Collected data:

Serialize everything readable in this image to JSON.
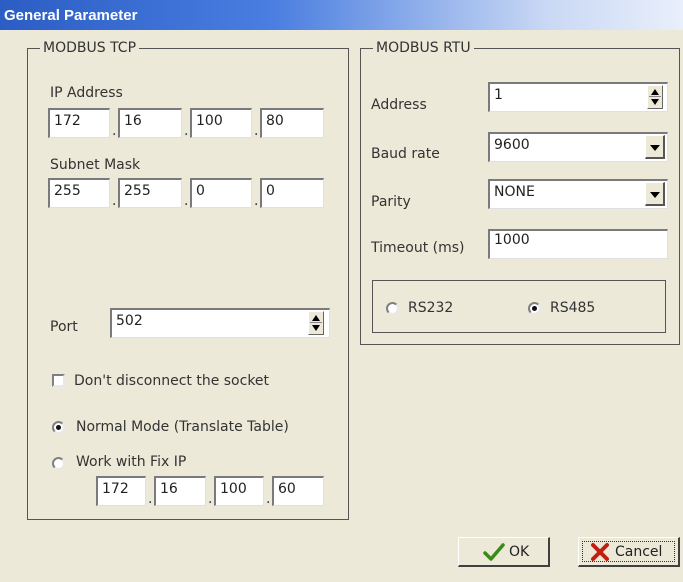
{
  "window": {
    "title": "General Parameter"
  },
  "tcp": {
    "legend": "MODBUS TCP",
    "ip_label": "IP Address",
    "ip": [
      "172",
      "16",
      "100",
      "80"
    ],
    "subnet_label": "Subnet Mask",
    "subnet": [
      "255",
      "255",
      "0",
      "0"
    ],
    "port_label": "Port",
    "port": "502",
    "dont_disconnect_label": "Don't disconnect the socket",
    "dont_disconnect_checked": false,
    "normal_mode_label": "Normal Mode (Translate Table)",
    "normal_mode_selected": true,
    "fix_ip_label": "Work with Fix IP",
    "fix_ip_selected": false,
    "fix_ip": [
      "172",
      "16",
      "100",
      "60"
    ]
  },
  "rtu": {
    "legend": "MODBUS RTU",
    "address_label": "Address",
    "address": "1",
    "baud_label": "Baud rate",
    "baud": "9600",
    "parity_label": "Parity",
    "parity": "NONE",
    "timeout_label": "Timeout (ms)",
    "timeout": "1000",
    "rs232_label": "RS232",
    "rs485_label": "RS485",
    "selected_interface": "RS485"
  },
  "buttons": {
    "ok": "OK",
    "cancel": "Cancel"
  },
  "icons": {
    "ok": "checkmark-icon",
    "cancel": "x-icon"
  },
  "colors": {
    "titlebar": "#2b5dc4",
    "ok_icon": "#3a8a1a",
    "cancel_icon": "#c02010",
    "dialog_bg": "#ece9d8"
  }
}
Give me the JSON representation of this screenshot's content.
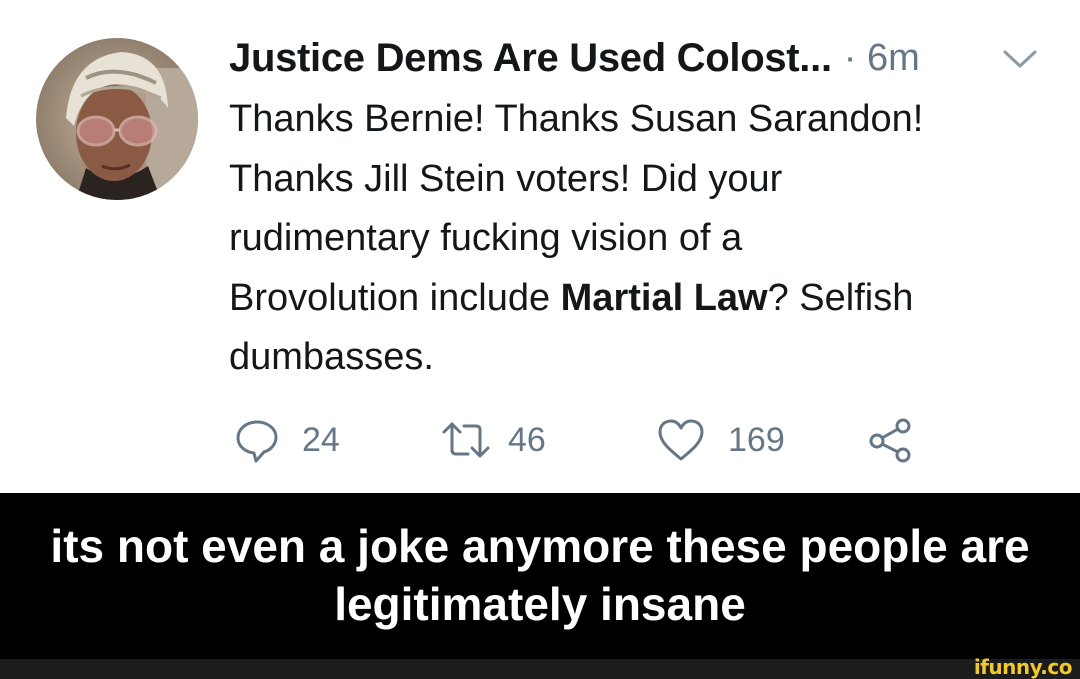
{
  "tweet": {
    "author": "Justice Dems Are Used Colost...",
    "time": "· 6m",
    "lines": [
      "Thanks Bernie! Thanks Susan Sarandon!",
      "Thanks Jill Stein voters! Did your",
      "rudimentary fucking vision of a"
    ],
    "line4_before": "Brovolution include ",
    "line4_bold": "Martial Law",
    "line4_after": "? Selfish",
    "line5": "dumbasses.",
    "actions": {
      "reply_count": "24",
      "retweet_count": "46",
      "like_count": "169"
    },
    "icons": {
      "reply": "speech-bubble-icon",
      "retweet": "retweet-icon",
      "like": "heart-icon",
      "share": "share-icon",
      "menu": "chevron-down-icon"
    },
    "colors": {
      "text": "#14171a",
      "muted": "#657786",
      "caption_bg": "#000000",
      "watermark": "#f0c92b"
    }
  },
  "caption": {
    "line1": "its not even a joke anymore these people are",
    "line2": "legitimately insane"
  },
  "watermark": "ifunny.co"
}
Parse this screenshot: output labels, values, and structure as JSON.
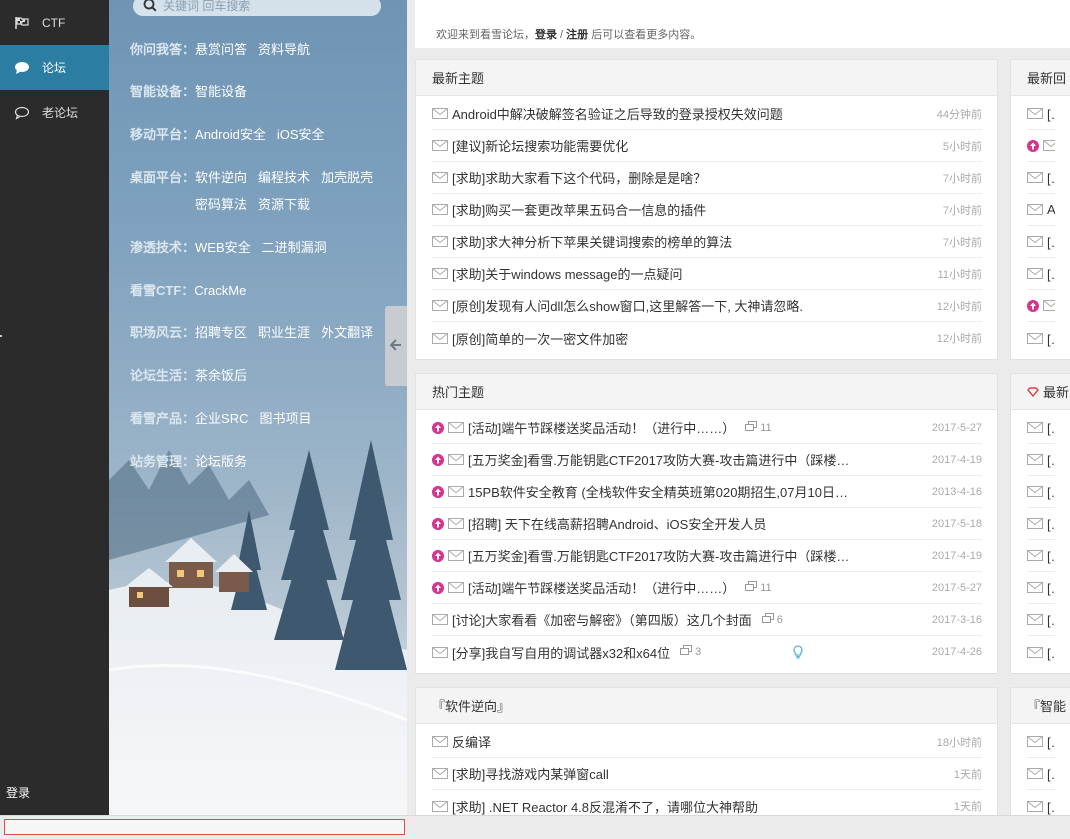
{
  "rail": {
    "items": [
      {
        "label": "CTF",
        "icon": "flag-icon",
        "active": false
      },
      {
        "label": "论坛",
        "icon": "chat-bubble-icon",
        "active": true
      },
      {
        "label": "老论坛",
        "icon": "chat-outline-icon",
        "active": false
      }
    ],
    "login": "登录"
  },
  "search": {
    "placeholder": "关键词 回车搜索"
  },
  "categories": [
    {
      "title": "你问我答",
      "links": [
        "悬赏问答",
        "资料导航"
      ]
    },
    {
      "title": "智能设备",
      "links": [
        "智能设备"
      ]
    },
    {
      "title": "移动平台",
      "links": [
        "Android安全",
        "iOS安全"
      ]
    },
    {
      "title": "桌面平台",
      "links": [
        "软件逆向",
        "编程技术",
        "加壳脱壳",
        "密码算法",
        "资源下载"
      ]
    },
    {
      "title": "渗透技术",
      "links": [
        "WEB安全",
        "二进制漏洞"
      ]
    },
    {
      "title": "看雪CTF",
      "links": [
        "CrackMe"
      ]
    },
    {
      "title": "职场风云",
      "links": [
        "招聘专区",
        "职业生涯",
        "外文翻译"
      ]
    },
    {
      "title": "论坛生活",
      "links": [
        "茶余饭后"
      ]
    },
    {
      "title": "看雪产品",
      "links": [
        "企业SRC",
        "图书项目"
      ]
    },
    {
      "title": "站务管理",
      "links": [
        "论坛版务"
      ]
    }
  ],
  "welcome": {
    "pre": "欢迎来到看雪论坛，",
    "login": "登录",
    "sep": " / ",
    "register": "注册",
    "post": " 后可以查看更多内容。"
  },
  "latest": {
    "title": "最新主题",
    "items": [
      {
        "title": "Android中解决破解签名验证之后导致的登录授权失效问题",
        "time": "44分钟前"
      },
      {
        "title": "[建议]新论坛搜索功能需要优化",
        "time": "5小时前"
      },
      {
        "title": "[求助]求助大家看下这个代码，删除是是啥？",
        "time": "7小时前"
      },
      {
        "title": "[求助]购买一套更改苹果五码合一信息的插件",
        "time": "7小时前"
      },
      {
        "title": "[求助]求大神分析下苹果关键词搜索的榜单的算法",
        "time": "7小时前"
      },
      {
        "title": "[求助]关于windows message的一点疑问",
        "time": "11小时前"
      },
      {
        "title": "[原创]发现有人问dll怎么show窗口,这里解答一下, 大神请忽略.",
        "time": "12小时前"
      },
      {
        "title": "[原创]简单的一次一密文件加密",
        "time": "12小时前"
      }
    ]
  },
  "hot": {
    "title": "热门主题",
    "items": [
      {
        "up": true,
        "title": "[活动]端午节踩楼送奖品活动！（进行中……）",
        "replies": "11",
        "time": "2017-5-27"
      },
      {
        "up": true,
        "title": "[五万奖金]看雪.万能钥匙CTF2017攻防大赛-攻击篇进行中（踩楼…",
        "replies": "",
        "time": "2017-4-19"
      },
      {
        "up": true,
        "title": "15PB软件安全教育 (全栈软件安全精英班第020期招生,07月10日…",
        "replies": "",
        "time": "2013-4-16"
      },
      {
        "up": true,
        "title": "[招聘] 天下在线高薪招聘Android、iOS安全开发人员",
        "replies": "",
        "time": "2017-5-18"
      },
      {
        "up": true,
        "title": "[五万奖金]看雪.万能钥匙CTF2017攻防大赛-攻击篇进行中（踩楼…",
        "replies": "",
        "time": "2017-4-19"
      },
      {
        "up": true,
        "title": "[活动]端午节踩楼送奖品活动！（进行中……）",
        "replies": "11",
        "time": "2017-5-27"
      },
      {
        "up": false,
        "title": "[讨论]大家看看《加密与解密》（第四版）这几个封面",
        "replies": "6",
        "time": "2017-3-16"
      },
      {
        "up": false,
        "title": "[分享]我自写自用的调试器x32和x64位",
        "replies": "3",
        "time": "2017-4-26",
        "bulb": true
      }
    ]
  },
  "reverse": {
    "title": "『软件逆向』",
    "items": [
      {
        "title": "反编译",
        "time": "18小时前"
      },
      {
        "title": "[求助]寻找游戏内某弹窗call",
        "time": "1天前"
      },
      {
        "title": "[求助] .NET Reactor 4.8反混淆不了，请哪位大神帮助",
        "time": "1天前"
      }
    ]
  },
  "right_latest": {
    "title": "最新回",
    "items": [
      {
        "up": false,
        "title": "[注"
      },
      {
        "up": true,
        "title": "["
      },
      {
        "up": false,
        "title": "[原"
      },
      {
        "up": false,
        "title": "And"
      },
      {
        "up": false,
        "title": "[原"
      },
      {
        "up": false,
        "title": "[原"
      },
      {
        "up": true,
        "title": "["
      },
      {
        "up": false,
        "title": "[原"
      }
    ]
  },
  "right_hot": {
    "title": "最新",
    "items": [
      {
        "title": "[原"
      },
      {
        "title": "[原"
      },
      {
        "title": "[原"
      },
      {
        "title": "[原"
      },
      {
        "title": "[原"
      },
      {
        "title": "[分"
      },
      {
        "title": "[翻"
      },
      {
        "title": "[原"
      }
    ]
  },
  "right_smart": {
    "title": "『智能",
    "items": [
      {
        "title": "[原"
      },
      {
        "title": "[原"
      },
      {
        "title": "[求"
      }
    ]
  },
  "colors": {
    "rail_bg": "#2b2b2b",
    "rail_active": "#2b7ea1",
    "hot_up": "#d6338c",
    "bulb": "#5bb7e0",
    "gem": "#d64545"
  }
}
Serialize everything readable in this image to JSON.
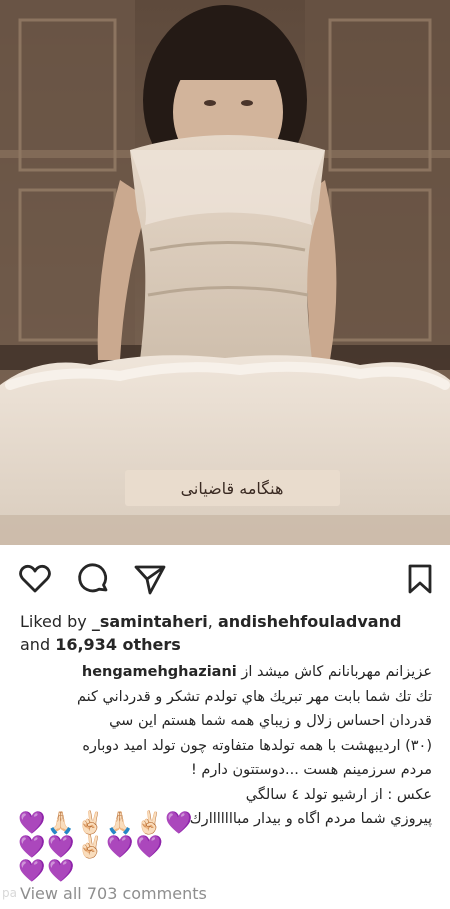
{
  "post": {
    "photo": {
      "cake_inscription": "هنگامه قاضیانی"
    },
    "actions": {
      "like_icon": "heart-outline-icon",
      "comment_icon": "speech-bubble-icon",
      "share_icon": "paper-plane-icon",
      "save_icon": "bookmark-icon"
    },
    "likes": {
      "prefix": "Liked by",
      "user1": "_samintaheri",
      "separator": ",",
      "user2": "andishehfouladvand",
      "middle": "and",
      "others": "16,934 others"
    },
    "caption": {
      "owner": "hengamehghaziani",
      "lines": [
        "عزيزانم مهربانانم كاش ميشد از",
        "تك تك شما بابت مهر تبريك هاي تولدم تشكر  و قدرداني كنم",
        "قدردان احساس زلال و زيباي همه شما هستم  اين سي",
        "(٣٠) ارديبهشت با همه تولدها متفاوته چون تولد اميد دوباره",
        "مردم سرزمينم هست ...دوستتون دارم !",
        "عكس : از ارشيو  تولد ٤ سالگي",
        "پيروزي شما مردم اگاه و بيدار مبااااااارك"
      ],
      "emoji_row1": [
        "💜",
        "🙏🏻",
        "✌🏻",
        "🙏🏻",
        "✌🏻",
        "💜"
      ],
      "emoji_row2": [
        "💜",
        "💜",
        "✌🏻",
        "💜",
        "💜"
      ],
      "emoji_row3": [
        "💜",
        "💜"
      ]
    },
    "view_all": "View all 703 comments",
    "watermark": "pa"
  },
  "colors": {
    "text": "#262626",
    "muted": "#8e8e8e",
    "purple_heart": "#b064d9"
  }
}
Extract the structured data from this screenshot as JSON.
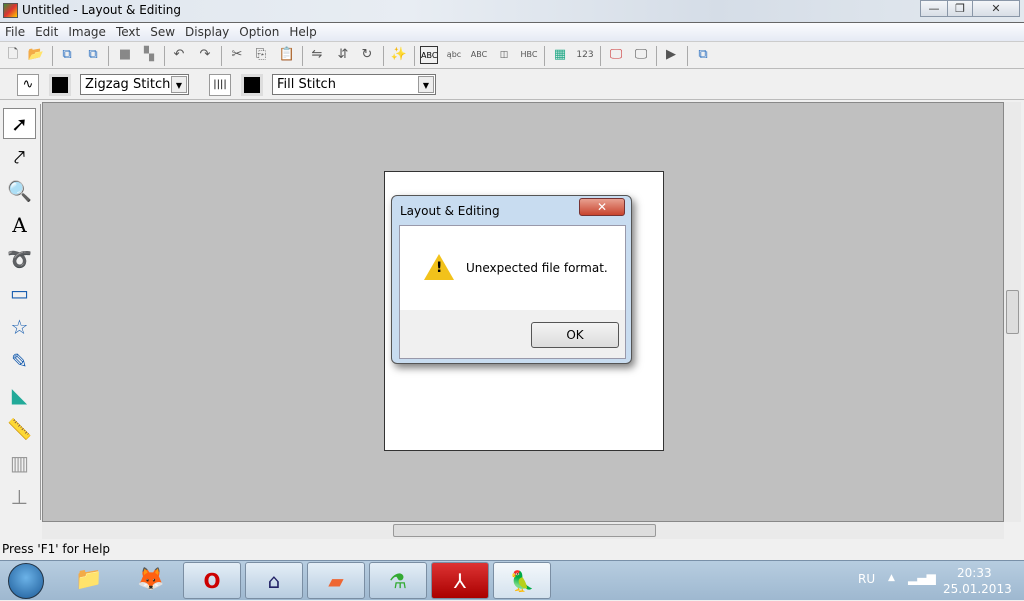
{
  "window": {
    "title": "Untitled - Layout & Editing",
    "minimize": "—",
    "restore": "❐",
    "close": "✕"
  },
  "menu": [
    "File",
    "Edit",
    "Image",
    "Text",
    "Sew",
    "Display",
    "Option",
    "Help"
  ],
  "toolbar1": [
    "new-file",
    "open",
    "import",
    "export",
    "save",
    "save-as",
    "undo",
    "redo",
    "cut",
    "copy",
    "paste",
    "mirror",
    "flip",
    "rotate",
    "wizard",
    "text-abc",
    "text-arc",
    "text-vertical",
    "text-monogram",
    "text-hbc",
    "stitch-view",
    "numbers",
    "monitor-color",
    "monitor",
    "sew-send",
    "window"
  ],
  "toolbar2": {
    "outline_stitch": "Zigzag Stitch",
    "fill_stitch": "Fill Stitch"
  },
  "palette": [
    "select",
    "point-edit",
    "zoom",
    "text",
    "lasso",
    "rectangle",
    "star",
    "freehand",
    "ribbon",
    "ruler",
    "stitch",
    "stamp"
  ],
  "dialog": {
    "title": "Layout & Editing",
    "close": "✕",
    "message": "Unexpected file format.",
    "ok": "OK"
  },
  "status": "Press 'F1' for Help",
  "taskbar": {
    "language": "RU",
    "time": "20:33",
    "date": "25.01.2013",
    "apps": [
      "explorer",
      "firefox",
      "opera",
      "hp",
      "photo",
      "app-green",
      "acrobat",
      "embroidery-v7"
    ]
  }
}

## DIRECTIONS FOR THIS TASK
Output each line of the listing above, word for word, from the one holding "Extract the structured" through the last line, both included; omit the pictures.

## WRITTEN RESPONSE
Extract the structured data from this screenshot as JSON.
{
  "window": {
    "title": "Untitled - Layout & Editing",
    "minimize": "—",
    "restore": "❐",
    "close": "✕"
  },
  "menu": [
    "File",
    "Edit",
    "Image",
    "Text",
    "Sew",
    "Display",
    "Option",
    "Help"
  ],
  "toolbar1": [
    "new-file",
    "open",
    "import",
    "export",
    "save",
    "save-as",
    "undo",
    "redo",
    "cut",
    "copy",
    "paste",
    "mirror",
    "flip",
    "rotate",
    "wizard",
    "text-abc",
    "text-arc",
    "text-vertical",
    "text-monogram",
    "text-hbc",
    "stitch-view",
    "numbers",
    "monitor-color",
    "monitor",
    "sew-send",
    "window"
  ],
  "toolbar2": {
    "outline_stitch": "Zigzag Stitch",
    "fill_stitch": "Fill Stitch"
  },
  "palette": [
    "select",
    "point-edit",
    "zoom",
    "text",
    "lasso",
    "rectangle",
    "star",
    "freehand",
    "ribbon",
    "ruler",
    "stitch",
    "stamp"
  ],
  "dialog": {
    "title": "Layout & Editing",
    "close": "✕",
    "message": "Unexpected file format.",
    "ok": "OK"
  },
  "status": "Press 'F1' for Help",
  "taskbar": {
    "language": "RU",
    "time": "20:33",
    "date": "25.01.2013",
    "apps": [
      "explorer",
      "firefox",
      "opera",
      "hp",
      "photo",
      "app-green",
      "acrobat",
      "embroidery-v7"
    ]
  }
}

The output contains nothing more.